— START Material for this exercise —

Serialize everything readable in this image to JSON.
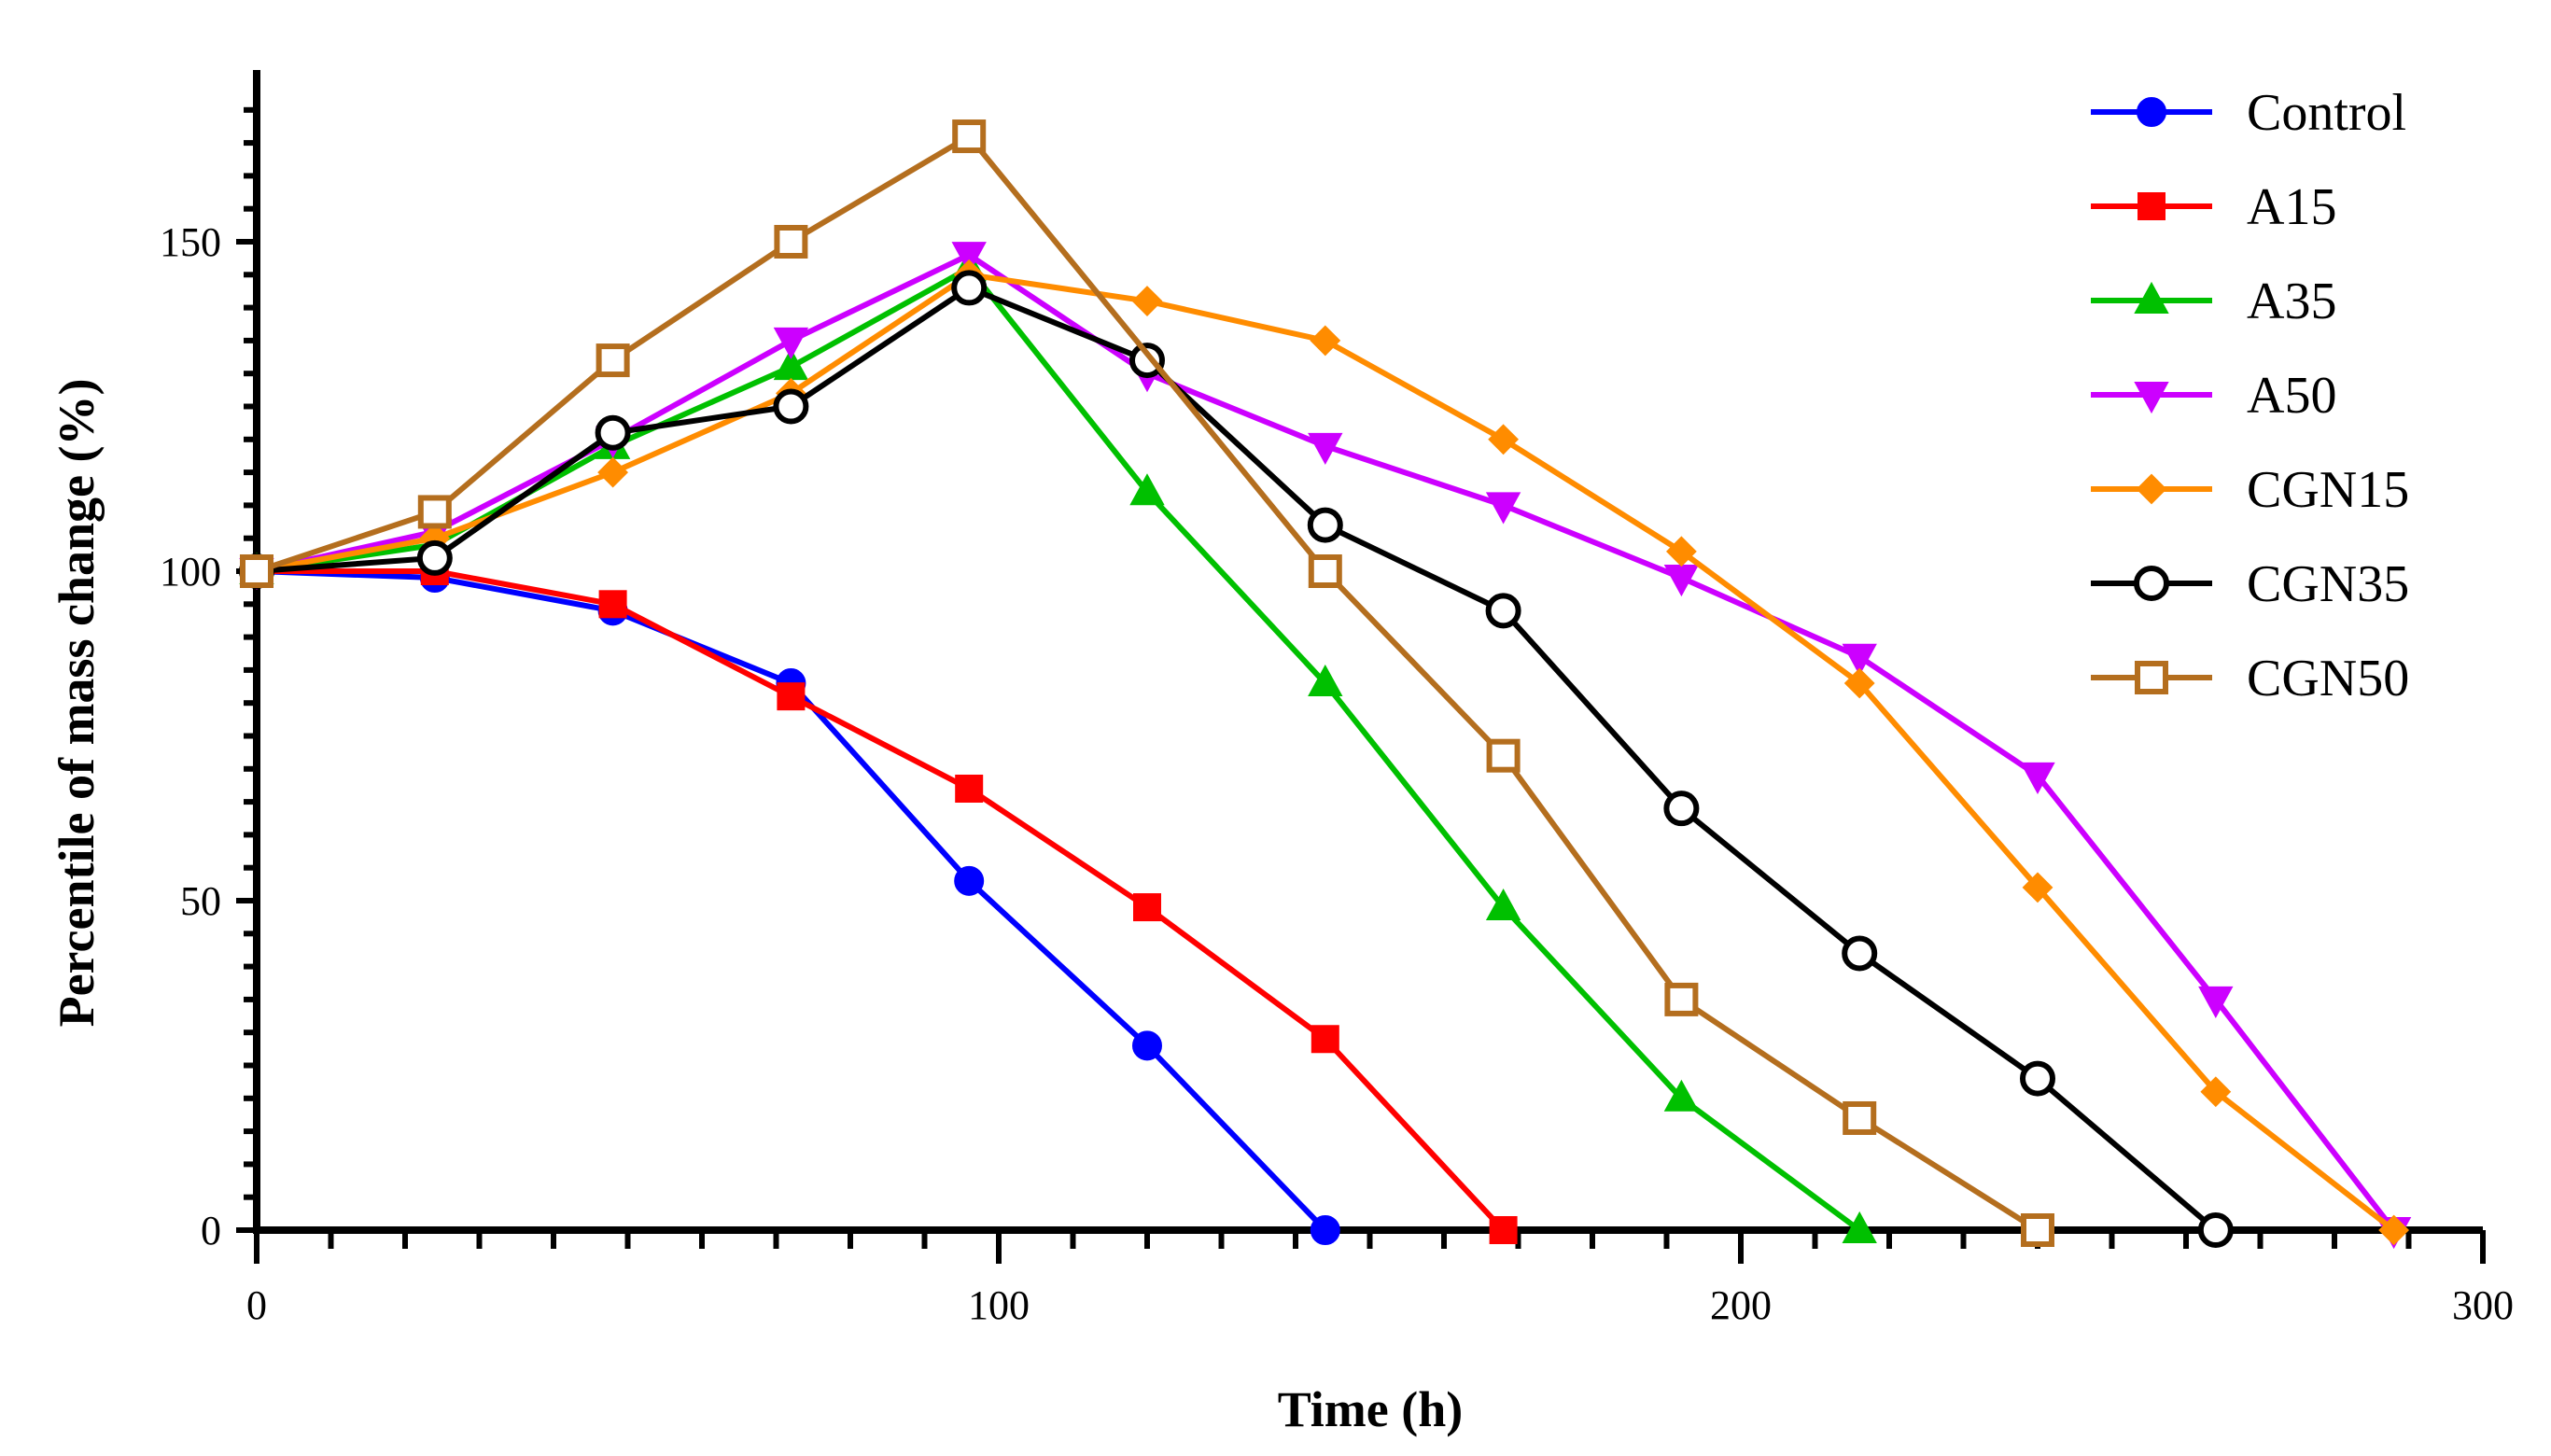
{
  "chart_data": {
    "type": "line",
    "title": "",
    "xlabel": "Time (h)",
    "ylabel": "Percentile of mass change  (%)",
    "xlim": [
      0,
      300
    ],
    "ylim": [
      0,
      175
    ],
    "xticks": [
      "0",
      "100",
      "200",
      "300"
    ],
    "yticks": [
      "0",
      "50",
      "100",
      "150"
    ],
    "legend_position": "top-right",
    "grid": false,
    "series": [
      {
        "name": "Control",
        "color": "#0000ff",
        "marker": "circle",
        "filled": true,
        "x": [
          0,
          24,
          48,
          72,
          96,
          120,
          144
        ],
        "y": [
          100,
          99,
          94,
          83,
          53,
          28,
          0
        ]
      },
      {
        "name": "A15",
        "color": "#ff0000",
        "marker": "square",
        "filled": true,
        "x": [
          0,
          24,
          48,
          72,
          96,
          120,
          144,
          168
        ],
        "y": [
          100,
          100,
          95,
          81,
          67,
          49,
          29,
          0
        ]
      },
      {
        "name": "A35",
        "color": "#00c000",
        "marker": "triangle-up",
        "filled": true,
        "x": [
          0,
          24,
          48,
          72,
          96,
          120,
          144,
          168,
          192,
          216
        ],
        "y": [
          100,
          104,
          119,
          131,
          146,
          112,
          83,
          49,
          20,
          0
        ]
      },
      {
        "name": "A50",
        "color": "#cc00ff",
        "marker": "triangle-down",
        "filled": true,
        "x": [
          0,
          24,
          48,
          72,
          96,
          120,
          144,
          168,
          192,
          216,
          240,
          264,
          288
        ],
        "y": [
          100,
          106,
          120,
          135,
          148,
          130,
          119,
          110,
          99,
          87,
          69,
          35,
          0
        ]
      },
      {
        "name": "CGN15",
        "color": "#ff8c00",
        "marker": "diamond",
        "filled": true,
        "x": [
          0,
          24,
          48,
          72,
          96,
          120,
          144,
          168,
          192,
          216,
          240,
          264,
          288
        ],
        "y": [
          100,
          105,
          115,
          127,
          145,
          141,
          135,
          120,
          103,
          83,
          52,
          21,
          0
        ]
      },
      {
        "name": "CGN35",
        "color": "#000000",
        "marker": "circle",
        "filled": false,
        "x": [
          0,
          24,
          48,
          72,
          96,
          120,
          144,
          168,
          192,
          216,
          240,
          264
        ],
        "y": [
          100,
          102,
          121,
          125,
          143,
          132,
          107,
          94,
          64,
          42,
          23,
          0
        ]
      },
      {
        "name": "CGN50",
        "color": "#b46e1e",
        "marker": "square",
        "filled": false,
        "x": [
          0,
          24,
          48,
          72,
          96,
          144,
          168,
          192,
          216,
          240
        ],
        "y": [
          100,
          109,
          132,
          150,
          166,
          100,
          72,
          35,
          17,
          0
        ]
      }
    ]
  }
}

— END Material for this exercise —

Written task:
Your copy of the data above should match it exactly, except that pictures are left out.

Task result:
Serialize everything readable in this image to JSON.
{
  "chart_data": {
    "type": "line",
    "title": "",
    "xlabel": "Time (h)",
    "ylabel": "Percentile of mass change  (%)",
    "xlim": [
      0,
      300
    ],
    "ylim": [
      0,
      175
    ],
    "xticks": [
      "0",
      "100",
      "200",
      "300"
    ],
    "yticks": [
      "0",
      "50",
      "100",
      "150"
    ],
    "legend_position": "top-right",
    "grid": false,
    "series": [
      {
        "name": "Control",
        "color": "#0000ff",
        "marker": "circle",
        "filled": true,
        "x": [
          0,
          24,
          48,
          72,
          96,
          120,
          144
        ],
        "y": [
          100,
          99,
          94,
          83,
          53,
          28,
          0
        ]
      },
      {
        "name": "A15",
        "color": "#ff0000",
        "marker": "square",
        "filled": true,
        "x": [
          0,
          24,
          48,
          72,
          96,
          120,
          144,
          168
        ],
        "y": [
          100,
          100,
          95,
          81,
          67,
          49,
          29,
          0
        ]
      },
      {
        "name": "A35",
        "color": "#00c000",
        "marker": "triangle-up",
        "filled": true,
        "x": [
          0,
          24,
          48,
          72,
          96,
          120,
          144,
          168,
          192,
          216
        ],
        "y": [
          100,
          104,
          119,
          131,
          146,
          112,
          83,
          49,
          20,
          0
        ]
      },
      {
        "name": "A50",
        "color": "#cc00ff",
        "marker": "triangle-down",
        "filled": true,
        "x": [
          0,
          24,
          48,
          72,
          96,
          120,
          144,
          168,
          192,
          216,
          240,
          264,
          288
        ],
        "y": [
          100,
          106,
          120,
          135,
          148,
          130,
          119,
          110,
          99,
          87,
          69,
          35,
          0
        ]
      },
      {
        "name": "CGN15",
        "color": "#ff8c00",
        "marker": "diamond",
        "filled": true,
        "x": [
          0,
          24,
          48,
          72,
          96,
          120,
          144,
          168,
          192,
          216,
          240,
          264,
          288
        ],
        "y": [
          100,
          105,
          115,
          127,
          145,
          141,
          135,
          120,
          103,
          83,
          52,
          21,
          0
        ]
      },
      {
        "name": "CGN35",
        "color": "#000000",
        "marker": "circle",
        "filled": false,
        "x": [
          0,
          24,
          48,
          72,
          96,
          120,
          144,
          168,
          192,
          216,
          240,
          264
        ],
        "y": [
          100,
          102,
          121,
          125,
          143,
          132,
          107,
          94,
          64,
          42,
          23,
          0
        ]
      },
      {
        "name": "CGN50",
        "color": "#b46e1e",
        "marker": "square",
        "filled": false,
        "x": [
          0,
          24,
          48,
          72,
          96,
          144,
          168,
          192,
          216,
          240
        ],
        "y": [
          100,
          109,
          132,
          150,
          166,
          100,
          72,
          35,
          17,
          0
        ]
      }
    ]
  }
}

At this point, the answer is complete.